WHAT YOU HAVE TO DO
Repeat the whole listing below, word for word.

RECORDS FOR THE EXERCISE

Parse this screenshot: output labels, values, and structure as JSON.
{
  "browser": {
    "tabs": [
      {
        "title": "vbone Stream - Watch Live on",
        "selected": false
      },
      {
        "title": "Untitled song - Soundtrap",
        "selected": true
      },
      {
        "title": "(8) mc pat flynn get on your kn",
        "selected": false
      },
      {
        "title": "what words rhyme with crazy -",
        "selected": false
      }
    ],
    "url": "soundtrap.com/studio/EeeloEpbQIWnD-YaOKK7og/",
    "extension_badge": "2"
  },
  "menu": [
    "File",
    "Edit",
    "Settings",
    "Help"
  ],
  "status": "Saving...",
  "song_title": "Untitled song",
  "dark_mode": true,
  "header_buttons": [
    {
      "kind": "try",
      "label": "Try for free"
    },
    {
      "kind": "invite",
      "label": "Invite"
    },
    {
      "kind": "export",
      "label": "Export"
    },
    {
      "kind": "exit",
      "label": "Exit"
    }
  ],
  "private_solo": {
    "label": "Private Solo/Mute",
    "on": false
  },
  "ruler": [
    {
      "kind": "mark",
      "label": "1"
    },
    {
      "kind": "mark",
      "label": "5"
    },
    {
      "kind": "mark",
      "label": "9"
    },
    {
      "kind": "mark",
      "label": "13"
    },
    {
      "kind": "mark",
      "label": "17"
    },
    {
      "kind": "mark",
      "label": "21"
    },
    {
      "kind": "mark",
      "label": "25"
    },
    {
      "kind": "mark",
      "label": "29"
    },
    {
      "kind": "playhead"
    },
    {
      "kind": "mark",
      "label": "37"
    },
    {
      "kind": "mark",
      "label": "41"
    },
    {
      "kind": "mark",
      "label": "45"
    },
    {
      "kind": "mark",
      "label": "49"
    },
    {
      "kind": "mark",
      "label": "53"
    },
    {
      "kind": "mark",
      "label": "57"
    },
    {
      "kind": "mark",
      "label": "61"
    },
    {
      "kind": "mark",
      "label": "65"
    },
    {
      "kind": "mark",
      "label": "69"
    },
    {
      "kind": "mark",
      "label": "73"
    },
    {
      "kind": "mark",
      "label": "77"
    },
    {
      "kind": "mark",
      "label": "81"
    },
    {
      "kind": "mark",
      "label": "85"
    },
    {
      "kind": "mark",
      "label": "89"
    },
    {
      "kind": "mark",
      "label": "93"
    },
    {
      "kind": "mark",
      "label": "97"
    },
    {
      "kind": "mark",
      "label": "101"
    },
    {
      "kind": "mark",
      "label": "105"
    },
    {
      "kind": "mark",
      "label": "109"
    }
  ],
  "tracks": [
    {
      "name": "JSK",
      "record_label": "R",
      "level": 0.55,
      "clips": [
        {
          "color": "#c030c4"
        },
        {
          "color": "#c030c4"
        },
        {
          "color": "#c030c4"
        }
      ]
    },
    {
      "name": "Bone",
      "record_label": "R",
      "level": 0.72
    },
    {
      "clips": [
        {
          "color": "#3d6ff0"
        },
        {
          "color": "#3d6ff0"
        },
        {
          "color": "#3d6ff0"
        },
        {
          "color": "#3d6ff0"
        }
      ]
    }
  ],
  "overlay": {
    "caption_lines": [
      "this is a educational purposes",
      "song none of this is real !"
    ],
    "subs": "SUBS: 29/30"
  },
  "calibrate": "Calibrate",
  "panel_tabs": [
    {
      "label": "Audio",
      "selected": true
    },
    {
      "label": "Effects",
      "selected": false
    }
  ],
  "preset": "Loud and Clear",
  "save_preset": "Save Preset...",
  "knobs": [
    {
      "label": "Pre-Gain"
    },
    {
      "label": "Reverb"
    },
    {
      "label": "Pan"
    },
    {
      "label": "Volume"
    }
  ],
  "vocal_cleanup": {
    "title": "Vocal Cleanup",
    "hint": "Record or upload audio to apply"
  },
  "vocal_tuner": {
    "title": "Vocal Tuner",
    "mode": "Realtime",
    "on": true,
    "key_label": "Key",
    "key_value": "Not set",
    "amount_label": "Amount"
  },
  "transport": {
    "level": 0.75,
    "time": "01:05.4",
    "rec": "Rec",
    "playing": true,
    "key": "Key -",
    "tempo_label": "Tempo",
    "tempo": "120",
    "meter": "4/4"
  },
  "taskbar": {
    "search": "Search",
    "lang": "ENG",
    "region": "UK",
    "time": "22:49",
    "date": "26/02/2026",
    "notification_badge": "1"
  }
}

EXERCISE RESPONSE
Parse this screenshot: output labels, values, and structure as JSON.
{
  "browser": {
    "tabs": [
      {
        "title": "vbone Stream - Watch Live on",
        "selected": false
      },
      {
        "title": "Untitled song - Soundtrap",
        "selected": true
      },
      {
        "title": "(8) mc pat flynn get on your kn",
        "selected": false
      },
      {
        "title": "what words rhyme with crazy -",
        "selected": false
      }
    ],
    "url": "soundtrap.com/studio/EeeloEpbQIWnD-YaOKK7og/",
    "extension_badge": "2"
  },
  "menu": [
    "File",
    "Edit",
    "Settings",
    "Help"
  ],
  "status": "Saving...",
  "song_title": "Untitled song",
  "dark_mode": true,
  "header_buttons": [
    {
      "kind": "try",
      "label": "Try for free"
    },
    {
      "kind": "invite",
      "label": "Invite"
    },
    {
      "kind": "export",
      "label": "Export"
    },
    {
      "kind": "exit",
      "label": "Exit"
    }
  ],
  "private_solo": {
    "label": "Private Solo/Mute",
    "on": false
  },
  "ruler": [
    {
      "kind": "mark",
      "label": "1"
    },
    {
      "kind": "mark",
      "label": "5"
    },
    {
      "kind": "mark",
      "label": "9"
    },
    {
      "kind": "mark",
      "label": "13"
    },
    {
      "kind": "mark",
      "label": "17"
    },
    {
      "kind": "mark",
      "label": "21"
    },
    {
      "kind": "mark",
      "label": "25"
    },
    {
      "kind": "mark",
      "label": "29"
    },
    {
      "kind": "playhead"
    },
    {
      "kind": "mark",
      "label": "37"
    },
    {
      "kind": "mark",
      "label": "41"
    },
    {
      "kind": "mark",
      "label": "45"
    },
    {
      "kind": "mark",
      "label": "49"
    },
    {
      "kind": "mark",
      "label": "53"
    },
    {
      "kind": "mark",
      "label": "57"
    },
    {
      "kind": "mark",
      "label": "61"
    },
    {
      "kind": "mark",
      "label": "65"
    },
    {
      "kind": "mark",
      "label": "69"
    },
    {
      "kind": "mark",
      "label": "73"
    },
    {
      "kind": "mark",
      "label": "77"
    },
    {
      "kind": "mark",
      "label": "81"
    },
    {
      "kind": "mark",
      "label": "85"
    },
    {
      "kind": "mark",
      "label": "89"
    },
    {
      "kind": "mark",
      "label": "93"
    },
    {
      "kind": "mark",
      "label": "97"
    },
    {
      "kind": "mark",
      "label": "101"
    },
    {
      "kind": "mark",
      "label": "105"
    },
    {
      "kind": "mark",
      "label": "109"
    }
  ],
  "tracks": [
    {
      "name": "JSK",
      "record_label": "R",
      "level": 0.55,
      "clips": [
        {
          "color": "#c030c4"
        },
        {
          "color": "#c030c4"
        },
        {
          "color": "#c030c4"
        }
      ]
    },
    {
      "name": "Bone",
      "record_label": "R",
      "level": 0.72
    },
    {
      "clips": [
        {
          "color": "#3d6ff0"
        },
        {
          "color": "#3d6ff0"
        },
        {
          "color": "#3d6ff0"
        },
        {
          "color": "#3d6ff0"
        }
      ]
    }
  ],
  "overlay": {
    "caption_lines": [
      "this is a educational purposes",
      "song none of this is real !"
    ],
    "subs": "SUBS: 29/30"
  },
  "calibrate": "Calibrate",
  "panel_tabs": [
    {
      "label": "Audio",
      "selected": true
    },
    {
      "label": "Effects",
      "selected": false
    }
  ],
  "preset": "Loud and Clear",
  "save_preset": "Save Preset...",
  "knobs": [
    {
      "label": "Pre-Gain"
    },
    {
      "label": "Reverb"
    },
    {
      "label": "Pan"
    },
    {
      "label": "Volume"
    }
  ],
  "vocal_cleanup": {
    "title": "Vocal Cleanup",
    "hint": "Record or upload audio to apply"
  },
  "vocal_tuner": {
    "title": "Vocal Tuner",
    "mode": "Realtime",
    "on": true,
    "key_label": "Key",
    "key_value": "Not set",
    "amount_label": "Amount"
  },
  "transport": {
    "level": 0.75,
    "time": "01:05.4",
    "rec": "Rec",
    "playing": true,
    "key": "Key -",
    "tempo_label": "Tempo",
    "tempo": "120",
    "meter": "4/4"
  },
  "taskbar": {
    "search": "Search",
    "lang": "ENG",
    "region": "UK",
    "time": "22:49",
    "date": "26/02/2026",
    "notification_badge": "1"
  }
}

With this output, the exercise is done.